__EXERCISE DESCRIPTION__.
Gather all lines containing the string "предоставлении" and copy them out.

__DATASET RECORDS__.
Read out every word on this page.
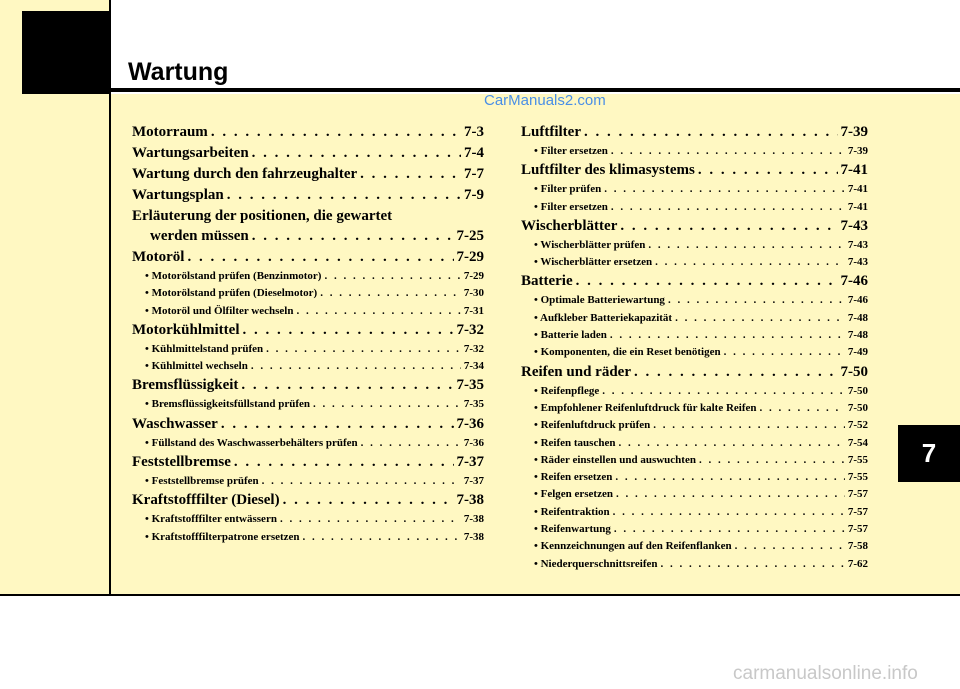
Wartung
CarManuals2.com
carmanualsonline.info
7
Motorraum . . .	7-3
Wartungsarbeiten . . .	7-4
Wartung durch den fahrzeughalter . . .	7-7
Wartungsplan . . .	7-9
Erläuterung der positionen, die gewartet
werden müssen . . .	7-25
Motoröl . . .	7-29
• Motorölstand prüfen (Benzinmotor) . . .	7-29
• Motorölstand prüfen (Dieselmotor) . . .	7-30
• Motoröl und Ölfilter wechseln . . .	7-31
Motorkühlmittel . . .	7-32
• Kühlmittelstand prüfen . . .	7-32
• Kühlmittel wechseln . . .	7-34
Bremsflüssigkeit . . .	7-35
• Bremsflüssigkeitsfüllstand prüfen . . .	7-35
Waschwasser . . .	7-36
• Füllstand des Waschwasserbehälters prüfen . . .	7-36
Feststellbremse . . .	7-37
• Feststellbremse prüfen . . .	7-37
Kraftstofffilter (Diesel) . . .	7-38
• Kraftstofffilter entwässern . . .	7-38
• Kraftstofffilterpatrone ersetzen . . .	7-38
Luftfilter . . .	7-39
• Filter ersetzen . . .	7-39
Luftfilter des klimasystems . . .	7-41
• Filter prüfen . . .	7-41
• Filter ersetzen . . .	7-41
Wischerblätter . . .	7-43
• Wischerblätter prüfen . . .	7-43
• Wischerblätter ersetzen . . .	7-43
Batterie . . .	7-46
• Optimale Batteriewartung . . .	7-46
• Aufkleber Batteriekapazität . . .	7-48
• Batterie laden . . .	7-48
• Komponenten, die ein Reset benötigen . . .	7-49
Reifen und räder . . .	7-50
• Reifenpflege . . .	7-50
• Empfohlener Reifenluftdruck für kalte Reifen . . .	7-50
• Reifenluftdruck prüfen . . .	7-52
• Reifen tauschen . . .	7-54
• Räder einstellen und auswuchten . . .	7-55
• Reifen ersetzen . . .	7-55
• Felgen ersetzen . . .	7-57
• Reifentraktion . . .	7-57
• Reifenwartung . . .	7-57
• Kennzeichnungen auf den Reifenflanken . . .	7-58
• Niederquerschnittsreifen . . .	7-62
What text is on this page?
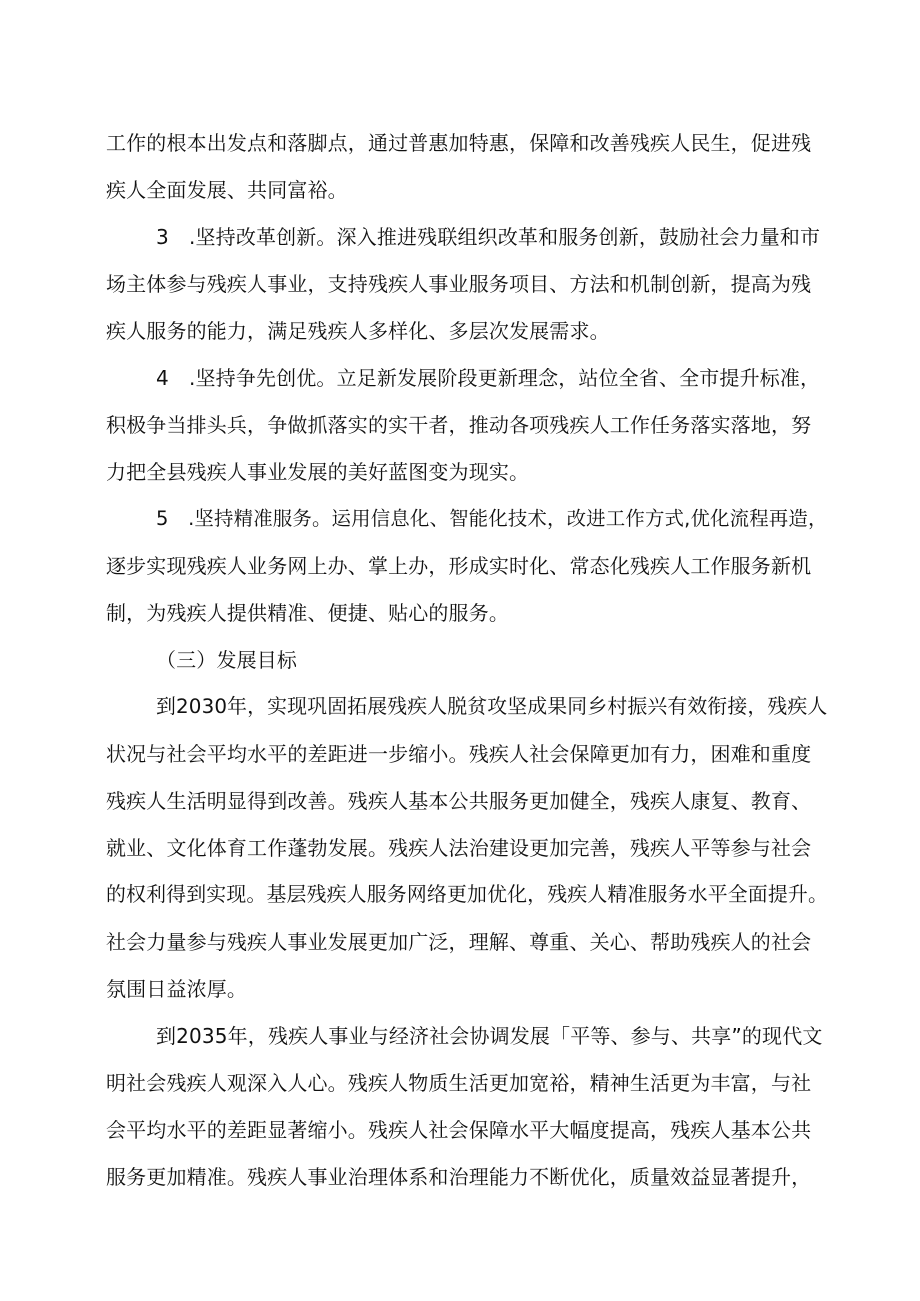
工作的根本出发点和落脚点，通过普惠加特惠，保障和改善残疾人民生，促进残
疾人全面发展、共同富裕。
3　.坚持改革创新。深入推进残联组织改革和服务创新，鼓励社会力量和市
场主体参与残疾人事业，支持残疾人事业服务项目、方法和机制创新，提高为残
疾人服务的能力，满足残疾人多样化、多层次发展需求。
4　.坚持争先创优。立足新发展阶段更新理念，站位全省、全市提升标准，
积极争当排头兵，争做抓落实的实干者，推动各项残疾人工作任务落实落地，努
力把全县残疾人事业发展的美好蓝图变为现实。
5　.坚持精准服务。运用信息化、智能化技术，改进工作方式,优化流程再造，
逐步实现残疾人业务网上办、掌上办，形成实时化、常态化残疾人工作服务新机
制，为残疾人提供精准、便捷、贴心的服务。
（三）发展目标
到2030年，实现巩固拓展残疾人脱贫攻坚成果同乡村振兴有效衔接，残疾人
状况与社会平均水平的差距进一步缩小。残疾人社会保障更加有力，困难和重度
残疾人生活明显得到改善。残疾人基本公共服务更加健全，残疾人康复、教育、
就业、文化体育工作蓬勃发展。残疾人法治建设更加完善，残疾人平等参与社会
的权利得到实现。基层残疾人服务网络更加优化，残疾人精准服务水平全面提升。
社会力量参与残疾人事业发展更加广泛，理解、尊重、关心、帮助残疾人的社会
氛围日益浓厚。
到2035年，残疾人事业与经济社会协调发展「平等、参与、共享”的现代文
明社会残疾人观深入人心。残疾人物质生活更加宽裕，精神生活更为丰富，与社
会平均水平的差距显著缩小。残疾人社会保障水平大幅度提高，残疾人基本公共
服务更加精准。残疾人事业治理体系和治理能力不断优化，质量效益显著提升，
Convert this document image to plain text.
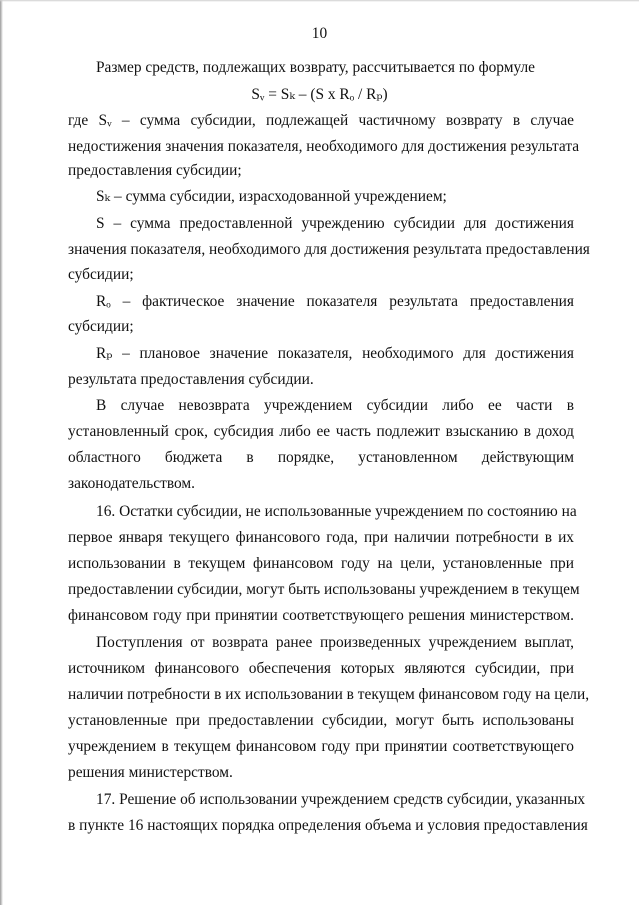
10
Размер средств, подлежащих возврату, рассчитывается по формуле
Sᵥ = Sₖ – (S x Rₒ / Rₚ)
где Sᵥ – сумма субсидии, подлежащей частичному возврату в случае
недостижения значения показателя, необходимого для достижения результата
предоставления субсидии;
Sₖ – сумма субсидии, израсходованной учреждением;
S – сумма предоставленной учреждению субсидии для достижения
значения показателя, необходимого для достижения результата предоставления
субсидии;
Rₒ – фактическое значение показателя результата предоставления
субсидии;
Rₚ – плановое значение показателя, необходимого для достижения
результата предоставления субсидии.
В случае невозврата учреждением субсидии либо ее части в
установленный срок, субсидия либо ее часть подлежит взысканию в доход
областного бюджета в порядке, установленном действующим
законодательством.
16. Остатки субсидии, не использованные учреждением по состоянию на
первое января текущего финансового года, при наличии потребности в их
использовании в текущем финансовом году на цели, установленные при
предоставлении субсидии, могут быть использованы учреждением в текущем
финансовом году при принятии соответствующего решения министерством.
Поступления от возврата ранее произведенных учреждением выплат,
источником финансового обеспечения которых являются субсидии, при
наличии потребности в их использовании в текущем финансовом году на цели,
установленные при предоставлении субсидии, могут быть использованы
учреждением в текущем финансовом году при принятии соответствующего
решения министерством.
17. Решение об использовании учреждением средств субсидии, указанных
в пункте 16 настоящих порядка определения объема и условия предоставления
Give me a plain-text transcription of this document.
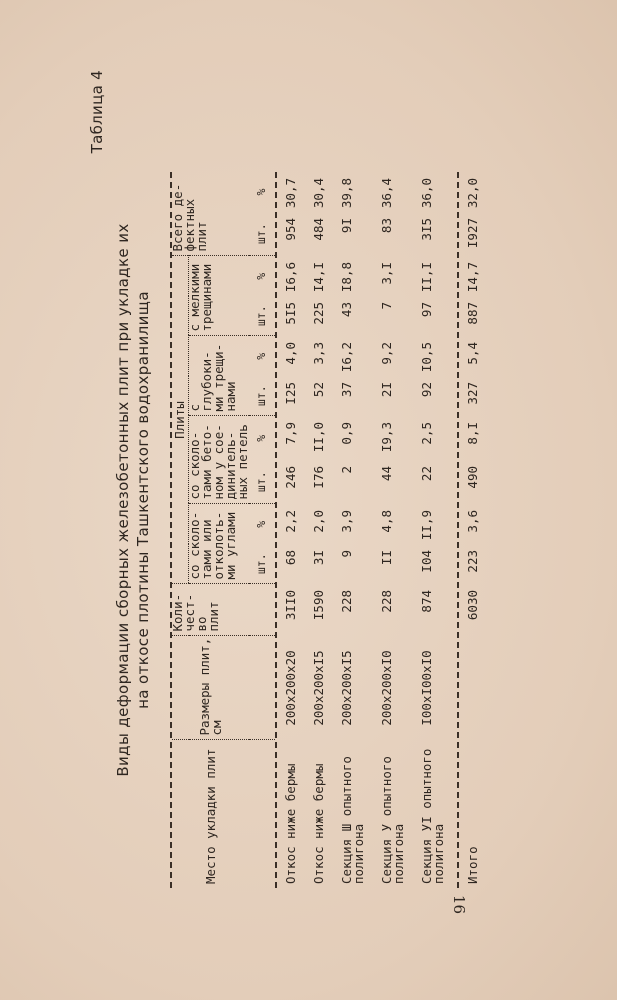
Таблица 4
Виды деформации сборных железобетонных плит при укладке их на откосе плотины Ташкентского водохранилища
16

Место укладки плит	Размеры плит, см	Коли- чест- во плит	Плиты								Всего де- фектных плит	
			со сколо- тами или отколоть- ми углами		со сколо- тами бето- ном у сое- динитель- ных петель		с глубоки- ми трещи- нами		с мелкими трещинами			
			шт.	%	шт.	%	шт.	%	шт.	%	шт.	%

Откос ниже бермы	200x200x20	3II0	68	2,2	246	7,9	I25	4,0	5I5	I6,6	954	30,7
Откос ниже бермы	200x200xI5	I590	3I	2,0	I76	II,0	52	3,3	225	I4,I	484	30,4
Секция Ш опытного полигона	200x200xI5	228	9	3,9	2	0,9	37	I6,2	43	I8,8	9I	39,8
Секция У опытного полигона	200x200xI0	228	II	4,8	44	I9,3	2I	9,2	7	3,I	83	36,4
Секция УI опытного полигона	I00xI00xI0	874	I04	II,9	22	2,5	92	I0,5	97	II,I	3I5	36,0

Итого		6030	223	3,6	490	8,I	327	5,4	887	I4,7	I927	32,0
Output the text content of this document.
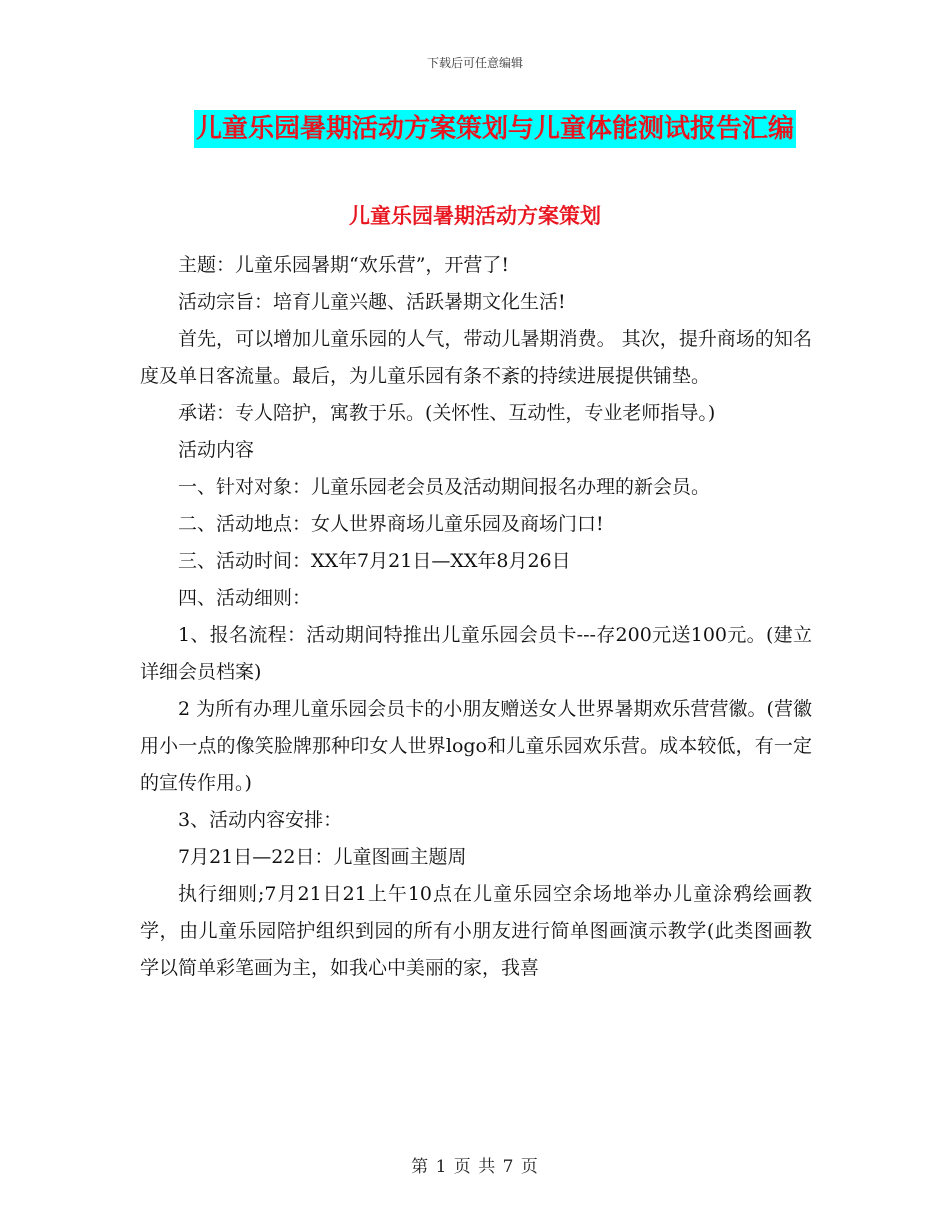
下载后可任意编辑
儿童乐园暑期活动方案策划与儿童体能测试报告汇编
儿童乐园暑期活动方案策划

主题：儿童乐园暑期“欢乐营”，开营了!

活动宗旨：培育儿童兴趣、活跃暑期文化生活!

首先，可以增加儿童乐园的人气，带动儿暑期消费。 其次，提升商场的知名度及单日客流量。最后，为儿童乐园有条不紊的持续进展提供铺垫。

承诺：专人陪护，寓教于乐。(关怀性、互动性，专业老师指导。)

活动内容

一、针对对象：儿童乐园老会员及活动期间报名办理的新会员。

二、活动地点：女人世界商场儿童乐园及商场门口!

三、活动时间：XX年7月21日—XX年8月26日

四、活动细则：

1、报名流程：活动期间特推出儿童乐园会员卡---存200元送100元。(建立详细会员档案)

2 为所有办理儿童乐园会员卡的小朋友赠送女人世界暑期欢乐营营徽。(营徽用小一点的像笑脸牌那种印女人世界logo和儿童乐园欢乐营。成本较低，有一定的宣传作用。)

3、活动内容安排：

7月21日—22日：儿童图画主题周

执行细则;7月21日21上午10点在儿童乐园空余场地举办儿童涂鸦绘画教学，由儿童乐园陪护组织到园的所有小朋友进行简单图画演示教学(此类图画教学以简单彩笔画为主，如我心中美丽的家，我喜

第 1 页 共 7 页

__WRITTEN REPLY__.
предоставлении субсидии, могут быть использованы учреждением в текущем
установленные при предоставлении субсидии, могут быть использованы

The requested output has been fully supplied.